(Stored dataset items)
::::::::::

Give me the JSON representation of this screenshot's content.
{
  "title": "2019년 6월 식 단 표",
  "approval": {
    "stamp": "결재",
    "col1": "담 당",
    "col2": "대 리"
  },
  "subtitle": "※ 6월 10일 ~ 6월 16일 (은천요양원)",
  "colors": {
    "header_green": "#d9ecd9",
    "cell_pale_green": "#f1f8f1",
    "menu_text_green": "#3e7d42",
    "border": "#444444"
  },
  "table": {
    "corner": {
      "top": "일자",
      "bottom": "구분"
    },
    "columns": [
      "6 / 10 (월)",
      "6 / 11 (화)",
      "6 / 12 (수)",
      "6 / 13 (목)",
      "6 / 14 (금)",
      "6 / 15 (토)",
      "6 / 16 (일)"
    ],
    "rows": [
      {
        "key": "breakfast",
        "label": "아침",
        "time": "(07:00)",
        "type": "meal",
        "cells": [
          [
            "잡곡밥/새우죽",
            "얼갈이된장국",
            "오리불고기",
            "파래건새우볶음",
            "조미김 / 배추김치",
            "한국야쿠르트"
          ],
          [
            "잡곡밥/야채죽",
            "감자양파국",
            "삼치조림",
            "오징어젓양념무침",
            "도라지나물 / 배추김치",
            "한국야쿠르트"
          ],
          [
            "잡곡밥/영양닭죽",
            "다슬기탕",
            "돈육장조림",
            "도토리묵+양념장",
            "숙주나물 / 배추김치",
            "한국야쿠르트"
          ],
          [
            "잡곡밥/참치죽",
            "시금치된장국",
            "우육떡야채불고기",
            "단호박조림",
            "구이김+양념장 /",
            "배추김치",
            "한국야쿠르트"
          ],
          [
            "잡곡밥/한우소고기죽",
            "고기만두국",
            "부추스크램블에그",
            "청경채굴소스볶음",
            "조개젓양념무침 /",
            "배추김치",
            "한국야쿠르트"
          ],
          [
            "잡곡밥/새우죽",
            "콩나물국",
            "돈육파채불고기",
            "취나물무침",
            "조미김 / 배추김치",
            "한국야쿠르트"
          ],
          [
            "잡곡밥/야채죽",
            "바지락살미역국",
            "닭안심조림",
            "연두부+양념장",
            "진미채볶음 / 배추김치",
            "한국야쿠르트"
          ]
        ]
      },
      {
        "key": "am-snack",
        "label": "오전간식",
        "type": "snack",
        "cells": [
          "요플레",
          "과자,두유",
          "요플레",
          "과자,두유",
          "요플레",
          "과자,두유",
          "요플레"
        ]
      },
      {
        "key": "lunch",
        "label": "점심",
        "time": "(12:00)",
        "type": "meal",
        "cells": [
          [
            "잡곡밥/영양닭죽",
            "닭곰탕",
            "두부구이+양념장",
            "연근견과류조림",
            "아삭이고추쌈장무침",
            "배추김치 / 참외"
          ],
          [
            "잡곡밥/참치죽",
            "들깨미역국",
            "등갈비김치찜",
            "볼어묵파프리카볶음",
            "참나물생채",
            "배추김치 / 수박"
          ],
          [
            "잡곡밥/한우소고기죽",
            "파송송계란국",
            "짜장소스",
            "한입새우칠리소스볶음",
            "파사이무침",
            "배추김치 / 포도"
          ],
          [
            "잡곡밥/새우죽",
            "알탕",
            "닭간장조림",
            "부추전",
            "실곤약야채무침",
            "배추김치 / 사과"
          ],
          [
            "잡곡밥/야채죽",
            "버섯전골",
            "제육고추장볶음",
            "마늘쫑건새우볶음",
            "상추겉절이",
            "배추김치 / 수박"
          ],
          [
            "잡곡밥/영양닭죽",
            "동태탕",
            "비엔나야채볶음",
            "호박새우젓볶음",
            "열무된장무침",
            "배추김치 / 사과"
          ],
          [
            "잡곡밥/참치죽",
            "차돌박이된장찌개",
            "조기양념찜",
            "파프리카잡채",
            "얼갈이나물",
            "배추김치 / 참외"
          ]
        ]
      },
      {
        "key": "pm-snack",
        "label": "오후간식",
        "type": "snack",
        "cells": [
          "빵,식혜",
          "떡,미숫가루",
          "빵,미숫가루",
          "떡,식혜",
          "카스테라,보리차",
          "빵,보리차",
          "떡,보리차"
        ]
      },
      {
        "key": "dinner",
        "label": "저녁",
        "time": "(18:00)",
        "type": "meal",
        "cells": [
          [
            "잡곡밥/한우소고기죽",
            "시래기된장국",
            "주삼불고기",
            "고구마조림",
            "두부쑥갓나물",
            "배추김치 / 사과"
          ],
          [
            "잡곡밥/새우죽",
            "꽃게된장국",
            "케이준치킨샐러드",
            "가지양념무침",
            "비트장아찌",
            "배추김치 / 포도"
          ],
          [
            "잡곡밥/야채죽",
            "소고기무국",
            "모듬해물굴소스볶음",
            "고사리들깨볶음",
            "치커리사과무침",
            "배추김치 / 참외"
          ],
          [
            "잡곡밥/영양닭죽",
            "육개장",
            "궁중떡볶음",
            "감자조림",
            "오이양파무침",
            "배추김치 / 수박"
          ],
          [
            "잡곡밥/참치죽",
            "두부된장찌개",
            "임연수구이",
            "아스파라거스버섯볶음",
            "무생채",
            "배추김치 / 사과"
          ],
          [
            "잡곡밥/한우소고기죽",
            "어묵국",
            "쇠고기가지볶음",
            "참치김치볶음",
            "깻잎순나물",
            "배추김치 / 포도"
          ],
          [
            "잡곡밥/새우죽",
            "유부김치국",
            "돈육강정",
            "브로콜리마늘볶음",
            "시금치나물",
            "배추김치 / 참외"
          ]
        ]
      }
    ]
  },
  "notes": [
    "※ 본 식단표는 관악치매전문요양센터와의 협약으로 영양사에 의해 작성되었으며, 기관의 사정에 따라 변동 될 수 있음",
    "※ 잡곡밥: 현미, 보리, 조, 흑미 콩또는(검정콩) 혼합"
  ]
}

::::::::::

● What to do
Reproduce each entry above exactly, keeping every word.

● Task result
Give me the JSON representation of this screenshot's content.
{
  "title": "2019년 6월 식 단 표",
  "approval": {
    "stamp": "결재",
    "col1": "담 당",
    "col2": "대 리"
  },
  "subtitle": "※ 6월 10일 ~ 6월 16일 (은천요양원)",
  "colors": {
    "header_green": "#d9ecd9",
    "cell_pale_green": "#f1f8f1",
    "menu_text_green": "#3e7d42",
    "border": "#444444"
  },
  "table": {
    "corner": {
      "top": "일자",
      "bottom": "구분"
    },
    "columns": [
      "6 / 10 (월)",
      "6 / 11 (화)",
      "6 / 12 (수)",
      "6 / 13 (목)",
      "6 / 14 (금)",
      "6 / 15 (토)",
      "6 / 16 (일)"
    ],
    "rows": [
      {
        "key": "breakfast",
        "label": "아침",
        "time": "(07:00)",
        "type": "meal",
        "cells": [
          [
            "잡곡밥/새우죽",
            "얼갈이된장국",
            "오리불고기",
            "파래건새우볶음",
            "조미김 / 배추김치",
            "한국야쿠르트"
          ],
          [
            "잡곡밥/야채죽",
            "감자양파국",
            "삼치조림",
            "오징어젓양념무침",
            "도라지나물 / 배추김치",
            "한국야쿠르트"
          ],
          [
            "잡곡밥/영양닭죽",
            "다슬기탕",
            "돈육장조림",
            "도토리묵+양념장",
            "숙주나물 / 배추김치",
            "한국야쿠르트"
          ],
          [
            "잡곡밥/참치죽",
            "시금치된장국",
            "우육떡야채불고기",
            "단호박조림",
            "구이김+양념장 /",
            "배추김치",
            "한국야쿠르트"
          ],
          [
            "잡곡밥/한우소고기죽",
            "고기만두국",
            "부추스크램블에그",
            "청경채굴소스볶음",
            "조개젓양념무침 /",
            "배추김치",
            "한국야쿠르트"
          ],
          [
            "잡곡밥/새우죽",
            "콩나물국",
            "돈육파채불고기",
            "취나물무침",
            "조미김 / 배추김치",
            "한국야쿠르트"
          ],
          [
            "잡곡밥/야채죽",
            "바지락살미역국",
            "닭안심조림",
            "연두부+양념장",
            "진미채볶음 / 배추김치",
            "한국야쿠르트"
          ]
        ]
      },
      {
        "key": "am-snack",
        "label": "오전간식",
        "type": "snack",
        "cells": [
          "요플레",
          "과자,두유",
          "요플레",
          "과자,두유",
          "요플레",
          "과자,두유",
          "요플레"
        ]
      },
      {
        "key": "lunch",
        "label": "점심",
        "time": "(12:00)",
        "type": "meal",
        "cells": [
          [
            "잡곡밥/영양닭죽",
            "닭곰탕",
            "두부구이+양념장",
            "연근견과류조림",
            "아삭이고추쌈장무침",
            "배추김치 / 참외"
          ],
          [
            "잡곡밥/참치죽",
            "들깨미역국",
            "등갈비김치찜",
            "볼어묵파프리카볶음",
            "참나물생채",
            "배추김치 / 수박"
          ],
          [
            "잡곡밥/한우소고기죽",
            "파송송계란국",
            "짜장소스",
            "한입새우칠리소스볶음",
            "파사이무침",
            "배추김치 / 포도"
          ],
          [
            "잡곡밥/새우죽",
            "알탕",
            "닭간장조림",
            "부추전",
            "실곤약야채무침",
            "배추김치 / 사과"
          ],
          [
            "잡곡밥/야채죽",
            "버섯전골",
            "제육고추장볶음",
            "마늘쫑건새우볶음",
            "상추겉절이",
            "배추김치 / 수박"
          ],
          [
            "잡곡밥/영양닭죽",
            "동태탕",
            "비엔나야채볶음",
            "호박새우젓볶음",
            "열무된장무침",
            "배추김치 / 사과"
          ],
          [
            "잡곡밥/참치죽",
            "차돌박이된장찌개",
            "조기양념찜",
            "파프리카잡채",
            "얼갈이나물",
            "배추김치 / 참외"
          ]
        ]
      },
      {
        "key": "pm-snack",
        "label": "오후간식",
        "type": "snack",
        "cells": [
          "빵,식혜",
          "떡,미숫가루",
          "빵,미숫가루",
          "떡,식혜",
          "카스테라,보리차",
          "빵,보리차",
          "떡,보리차"
        ]
      },
      {
        "key": "dinner",
        "label": "저녁",
        "time": "(18:00)",
        "type": "meal",
        "cells": [
          [
            "잡곡밥/한우소고기죽",
            "시래기된장국",
            "주삼불고기",
            "고구마조림",
            "두부쑥갓나물",
            "배추김치 / 사과"
          ],
          [
            "잡곡밥/새우죽",
            "꽃게된장국",
            "케이준치킨샐러드",
            "가지양념무침",
            "비트장아찌",
            "배추김치 / 포도"
          ],
          [
            "잡곡밥/야채죽",
            "소고기무국",
            "모듬해물굴소스볶음",
            "고사리들깨볶음",
            "치커리사과무침",
            "배추김치 / 참외"
          ],
          [
            "잡곡밥/영양닭죽",
            "육개장",
            "궁중떡볶음",
            "감자조림",
            "오이양파무침",
            "배추김치 / 수박"
          ],
          [
            "잡곡밥/참치죽",
            "두부된장찌개",
            "임연수구이",
            "아스파라거스버섯볶음",
            "무생채",
            "배추김치 / 사과"
          ],
          [
            "잡곡밥/한우소고기죽",
            "어묵국",
            "쇠고기가지볶음",
            "참치김치볶음",
            "깻잎순나물",
            "배추김치 / 포도"
          ],
          [
            "잡곡밥/새우죽",
            "유부김치국",
            "돈육강정",
            "브로콜리마늘볶음",
            "시금치나물",
            "배추김치 / 참외"
          ]
        ]
      }
    ]
  },
  "notes": [
    "※ 본 식단표는 관악치매전문요양센터와의 협약으로 영양사에 의해 작성되었으며, 기관의 사정에 따라 변동 될 수 있음",
    "※ 잡곡밥: 현미, 보리, 조, 흑미 콩또는(검정콩) 혼합"
  ]
}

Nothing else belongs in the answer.